● **Task brief**:
Without altering anything, repeat each of the records.

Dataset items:

## Begin

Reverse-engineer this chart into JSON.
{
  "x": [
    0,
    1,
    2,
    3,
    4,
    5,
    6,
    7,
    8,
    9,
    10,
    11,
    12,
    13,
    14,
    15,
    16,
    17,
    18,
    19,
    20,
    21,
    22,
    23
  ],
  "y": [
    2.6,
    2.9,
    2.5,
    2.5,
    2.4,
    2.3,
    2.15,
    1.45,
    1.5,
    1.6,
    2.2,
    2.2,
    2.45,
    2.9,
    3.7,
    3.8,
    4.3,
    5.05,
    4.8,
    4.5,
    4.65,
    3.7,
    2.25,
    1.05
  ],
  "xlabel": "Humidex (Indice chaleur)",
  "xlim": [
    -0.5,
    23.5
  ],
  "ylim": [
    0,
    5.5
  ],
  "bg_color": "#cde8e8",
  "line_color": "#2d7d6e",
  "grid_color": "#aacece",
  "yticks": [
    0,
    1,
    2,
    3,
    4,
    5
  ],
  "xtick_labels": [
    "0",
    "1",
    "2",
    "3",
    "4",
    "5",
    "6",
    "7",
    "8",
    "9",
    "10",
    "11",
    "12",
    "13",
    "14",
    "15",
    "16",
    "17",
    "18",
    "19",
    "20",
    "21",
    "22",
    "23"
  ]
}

## End

● **Correct response**:
Reverse-engineer this chart into JSON.
{
  "x": [
    0,
    1,
    2,
    3,
    4,
    5,
    6,
    7,
    8,
    9,
    10,
    11,
    12,
    13,
    14,
    15,
    16,
    17,
    18,
    19,
    20,
    21,
    22,
    23
  ],
  "y": [
    2.6,
    2.9,
    2.5,
    2.5,
    2.4,
    2.3,
    2.15,
    1.45,
    1.5,
    1.6,
    2.2,
    2.2,
    2.45,
    2.9,
    3.7,
    3.8,
    4.3,
    5.05,
    4.8,
    4.5,
    4.65,
    3.7,
    2.25,
    1.05
  ],
  "xlabel": "Humidex (Indice chaleur)",
  "xlim": [
    -0.5,
    23.5
  ],
  "ylim": [
    0,
    5.5
  ],
  "bg_color": "#cde8e8",
  "line_color": "#2d7d6e",
  "grid_color": "#aacece",
  "yticks": [
    0,
    1,
    2,
    3,
    4,
    5
  ],
  "xtick_labels": [
    "0",
    "1",
    "2",
    "3",
    "4",
    "5",
    "6",
    "7",
    "8",
    "9",
    "10",
    "11",
    "12",
    "13",
    "14",
    "15",
    "16",
    "17",
    "18",
    "19",
    "20",
    "21",
    "22",
    "23"
  ]
}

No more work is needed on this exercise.